Work instructions — Return each line of the listing that contains the string "Angular".

Records for the task —
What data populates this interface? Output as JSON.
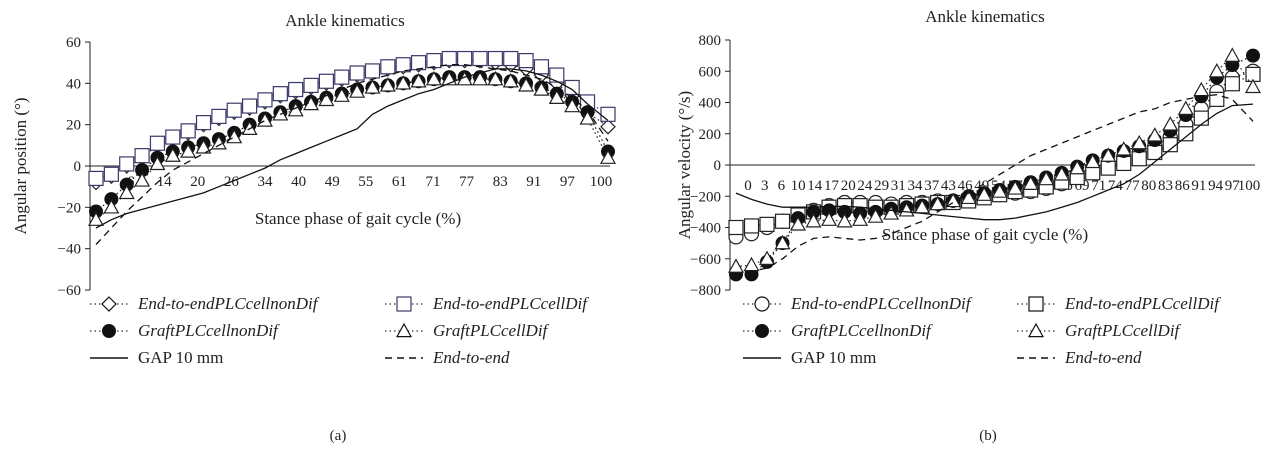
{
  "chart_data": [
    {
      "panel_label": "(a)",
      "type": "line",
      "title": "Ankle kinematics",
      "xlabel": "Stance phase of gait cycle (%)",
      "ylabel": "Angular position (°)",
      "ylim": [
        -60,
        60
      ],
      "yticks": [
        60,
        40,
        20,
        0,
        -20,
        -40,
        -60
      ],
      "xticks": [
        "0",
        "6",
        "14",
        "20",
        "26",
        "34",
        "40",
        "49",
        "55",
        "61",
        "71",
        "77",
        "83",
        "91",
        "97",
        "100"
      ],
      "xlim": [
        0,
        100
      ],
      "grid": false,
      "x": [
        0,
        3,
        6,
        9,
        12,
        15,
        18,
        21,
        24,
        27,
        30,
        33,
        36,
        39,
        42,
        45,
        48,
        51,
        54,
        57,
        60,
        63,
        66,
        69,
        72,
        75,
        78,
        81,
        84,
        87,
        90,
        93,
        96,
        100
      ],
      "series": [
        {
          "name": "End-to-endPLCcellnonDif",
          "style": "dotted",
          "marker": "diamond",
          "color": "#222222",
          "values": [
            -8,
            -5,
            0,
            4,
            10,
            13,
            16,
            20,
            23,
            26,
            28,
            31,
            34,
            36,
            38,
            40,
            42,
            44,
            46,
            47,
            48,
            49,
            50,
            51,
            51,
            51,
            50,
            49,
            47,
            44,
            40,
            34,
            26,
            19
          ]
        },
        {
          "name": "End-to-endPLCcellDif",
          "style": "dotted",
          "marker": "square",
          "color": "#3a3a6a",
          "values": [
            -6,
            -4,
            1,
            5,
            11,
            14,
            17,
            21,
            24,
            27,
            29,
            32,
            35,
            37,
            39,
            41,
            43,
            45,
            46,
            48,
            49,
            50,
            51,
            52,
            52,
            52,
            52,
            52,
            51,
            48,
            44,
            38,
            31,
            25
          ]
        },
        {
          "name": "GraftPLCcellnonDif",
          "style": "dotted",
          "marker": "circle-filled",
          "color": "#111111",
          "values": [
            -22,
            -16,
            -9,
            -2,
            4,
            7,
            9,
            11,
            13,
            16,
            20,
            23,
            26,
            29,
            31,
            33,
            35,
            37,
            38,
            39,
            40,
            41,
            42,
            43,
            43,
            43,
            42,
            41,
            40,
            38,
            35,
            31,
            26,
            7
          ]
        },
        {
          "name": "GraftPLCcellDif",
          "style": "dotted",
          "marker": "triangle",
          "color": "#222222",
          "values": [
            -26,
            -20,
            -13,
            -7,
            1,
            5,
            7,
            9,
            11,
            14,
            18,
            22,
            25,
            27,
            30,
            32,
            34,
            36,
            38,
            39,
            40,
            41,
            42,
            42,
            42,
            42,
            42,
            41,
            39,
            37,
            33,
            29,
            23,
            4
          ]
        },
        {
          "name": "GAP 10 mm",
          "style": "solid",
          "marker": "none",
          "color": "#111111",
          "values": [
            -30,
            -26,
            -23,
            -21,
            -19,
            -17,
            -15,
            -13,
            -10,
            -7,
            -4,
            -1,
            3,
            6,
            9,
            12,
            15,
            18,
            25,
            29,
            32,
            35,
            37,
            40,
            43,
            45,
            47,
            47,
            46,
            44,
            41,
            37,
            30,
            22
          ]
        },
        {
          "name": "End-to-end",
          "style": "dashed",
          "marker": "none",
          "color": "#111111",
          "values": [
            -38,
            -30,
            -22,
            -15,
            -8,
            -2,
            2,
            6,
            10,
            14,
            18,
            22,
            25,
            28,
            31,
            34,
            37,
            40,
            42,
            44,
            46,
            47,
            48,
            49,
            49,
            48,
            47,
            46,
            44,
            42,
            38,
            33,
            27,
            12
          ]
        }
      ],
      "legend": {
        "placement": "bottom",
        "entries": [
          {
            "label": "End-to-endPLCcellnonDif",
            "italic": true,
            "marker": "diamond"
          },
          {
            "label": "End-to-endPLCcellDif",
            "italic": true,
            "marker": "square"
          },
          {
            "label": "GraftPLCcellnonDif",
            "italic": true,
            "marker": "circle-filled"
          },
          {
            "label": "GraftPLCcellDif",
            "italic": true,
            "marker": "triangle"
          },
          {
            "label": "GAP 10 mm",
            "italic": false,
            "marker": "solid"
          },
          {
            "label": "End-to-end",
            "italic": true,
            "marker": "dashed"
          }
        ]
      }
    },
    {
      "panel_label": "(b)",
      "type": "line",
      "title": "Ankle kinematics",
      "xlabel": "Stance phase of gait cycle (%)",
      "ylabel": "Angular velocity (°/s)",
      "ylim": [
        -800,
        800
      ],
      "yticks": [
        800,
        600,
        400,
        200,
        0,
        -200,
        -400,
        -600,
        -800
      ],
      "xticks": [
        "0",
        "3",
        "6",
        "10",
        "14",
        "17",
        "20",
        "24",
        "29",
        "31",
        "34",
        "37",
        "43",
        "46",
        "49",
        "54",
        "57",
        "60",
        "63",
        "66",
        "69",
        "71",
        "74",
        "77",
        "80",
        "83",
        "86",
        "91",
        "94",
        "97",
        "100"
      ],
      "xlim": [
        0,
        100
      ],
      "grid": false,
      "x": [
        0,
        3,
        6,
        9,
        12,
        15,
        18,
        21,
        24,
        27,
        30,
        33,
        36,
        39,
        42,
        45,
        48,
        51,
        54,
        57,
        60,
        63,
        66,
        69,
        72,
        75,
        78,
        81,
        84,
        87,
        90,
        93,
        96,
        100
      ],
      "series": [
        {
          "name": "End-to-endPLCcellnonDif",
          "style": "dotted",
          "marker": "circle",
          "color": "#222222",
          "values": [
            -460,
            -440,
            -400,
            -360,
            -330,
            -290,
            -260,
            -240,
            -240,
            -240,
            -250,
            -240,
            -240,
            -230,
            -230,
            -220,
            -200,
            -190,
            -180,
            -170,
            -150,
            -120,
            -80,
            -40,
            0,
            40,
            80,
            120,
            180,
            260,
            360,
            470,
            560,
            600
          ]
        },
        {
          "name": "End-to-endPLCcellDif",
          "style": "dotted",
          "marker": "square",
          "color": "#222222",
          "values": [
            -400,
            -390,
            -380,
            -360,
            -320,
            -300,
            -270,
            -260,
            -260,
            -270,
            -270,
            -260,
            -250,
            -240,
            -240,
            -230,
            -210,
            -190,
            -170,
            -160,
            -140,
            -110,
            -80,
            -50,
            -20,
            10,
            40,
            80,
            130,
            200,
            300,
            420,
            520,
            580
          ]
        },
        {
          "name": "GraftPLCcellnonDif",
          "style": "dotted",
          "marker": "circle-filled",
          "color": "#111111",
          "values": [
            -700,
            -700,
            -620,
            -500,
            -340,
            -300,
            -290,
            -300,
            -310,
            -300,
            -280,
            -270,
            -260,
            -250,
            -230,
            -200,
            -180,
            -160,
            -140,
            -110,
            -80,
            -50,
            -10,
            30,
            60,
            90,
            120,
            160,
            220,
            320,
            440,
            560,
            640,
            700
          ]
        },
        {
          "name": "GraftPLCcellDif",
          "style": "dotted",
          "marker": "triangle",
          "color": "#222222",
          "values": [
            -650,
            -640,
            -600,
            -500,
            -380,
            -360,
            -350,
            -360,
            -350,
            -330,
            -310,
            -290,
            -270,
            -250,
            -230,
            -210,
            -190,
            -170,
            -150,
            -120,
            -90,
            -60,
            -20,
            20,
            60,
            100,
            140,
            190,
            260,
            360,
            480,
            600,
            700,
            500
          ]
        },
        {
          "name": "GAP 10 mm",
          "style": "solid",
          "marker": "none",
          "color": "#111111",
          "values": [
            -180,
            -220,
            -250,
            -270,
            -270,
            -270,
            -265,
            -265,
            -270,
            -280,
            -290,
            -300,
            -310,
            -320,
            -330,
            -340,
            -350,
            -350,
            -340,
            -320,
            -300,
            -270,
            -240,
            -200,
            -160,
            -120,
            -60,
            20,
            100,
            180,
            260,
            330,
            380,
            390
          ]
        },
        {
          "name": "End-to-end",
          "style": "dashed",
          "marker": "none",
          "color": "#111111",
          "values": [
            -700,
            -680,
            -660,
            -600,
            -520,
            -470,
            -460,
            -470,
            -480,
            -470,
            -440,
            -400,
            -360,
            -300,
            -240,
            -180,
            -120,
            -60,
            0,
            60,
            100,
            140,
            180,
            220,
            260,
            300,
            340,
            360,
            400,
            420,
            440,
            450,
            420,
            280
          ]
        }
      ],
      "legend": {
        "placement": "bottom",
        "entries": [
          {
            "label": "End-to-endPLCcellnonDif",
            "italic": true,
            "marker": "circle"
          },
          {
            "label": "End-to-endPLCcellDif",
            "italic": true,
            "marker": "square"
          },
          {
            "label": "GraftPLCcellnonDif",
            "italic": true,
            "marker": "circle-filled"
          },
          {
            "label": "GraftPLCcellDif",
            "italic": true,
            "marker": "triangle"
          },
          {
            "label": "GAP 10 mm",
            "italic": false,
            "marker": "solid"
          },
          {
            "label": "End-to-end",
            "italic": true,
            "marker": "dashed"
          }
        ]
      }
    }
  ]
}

Answer to this exercise —
      "ylabel": "Angular position (°)",
      "ylabel": "Angular velocity (°/s)",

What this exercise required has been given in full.